[What is being asked] Your answer should be one number: how many lines of the data include the string "регистрации"?

[Data entries]
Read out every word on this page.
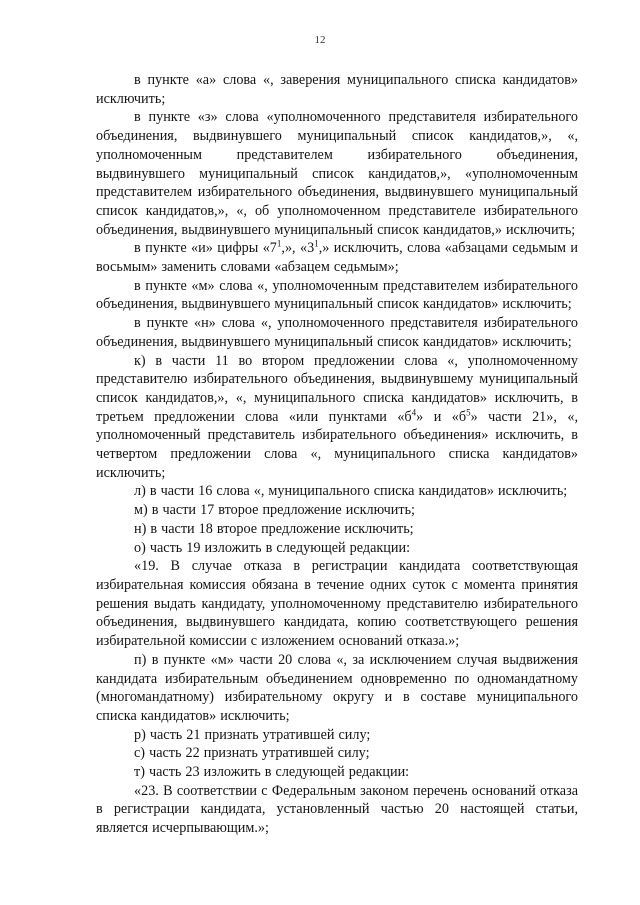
12

в пункте «а» слова «, заверения муниципального списка кандидатов» исключить;

в пункте «з» слова «уполномоченного представителя избирательного объединения, выдвинувшего муниципальный список кандидатов,», «, уполномоченным представителем избирательного объединения, выдвинувшего муниципальный список кандидатов,», «уполномоченным представителем избирательного объединения, выдвинувшего муниципальный список кандидатов,», «, об уполномоченном представителе избирательного объединения, выдвинувшего муниципальный список кандидатов,» исключить;

в пункте «и» цифры «$7^1$,», «$3^1$,» исключить, слова «абзацами седьмым и восьмым» заменить словами «абзацем седьмым»;

в пункте «м» слова «, уполномоченным представителем избирательного объединения, выдвинувшего муниципальный список кандидатов» исключить;

в пункте «н» слова «, уполномоченного представителя избирательного объединения, выдвинувшего муниципальный список кандидатов» исключить;

к) в части 11 во втором предложении слова «, уполномоченному представителю избирательного объединения, выдвинувшему муниципальный список кандидатов,», «, муниципального списка кандидатов» исключить, в третьем предложении слова «или пунктами «$б^4$» и «$б^5$» части 21», «, уполномоченный представитель избирательного объединения» исключить, в четвертом предложении слова «, муниципального списка кандидатов» исключить;

л) в части 16 слова «, муниципального списка кандидатов» исключить;

м) в части 17 второе предложение исключить;

н) в части 18 второе предложение исключить;

о) часть 19 изложить в следующей редакции:

«19. В случае отказа в регистрации кандидата соответствующая избирательная комиссия обязана в течение одних суток с момента принятия решения выдать кандидату, уполномоченному представителю избирательного объединения, выдвинувшего кандидата, копию соответствующего решения избирательной комиссии с изложением оснований отказа.»;

п) в пункте «м» части 20 слова «, за исключением случая выдвижения кандидата избирательным объединением одновременно по одномандатному (многомандатному) избирательному округу и в составе муниципального списка кандидатов» исключить;

р) часть 21 признать утратившей силу;

с) часть 22 признать утратившей силу;

т) часть 23 изложить в следующей редакции:

«23. В соответствии с Федеральным законом перечень оснований отказа в регистрации кандидата, установленный частью 20 настоящей статьи, является исчерпывающим.»;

[Correct output] 2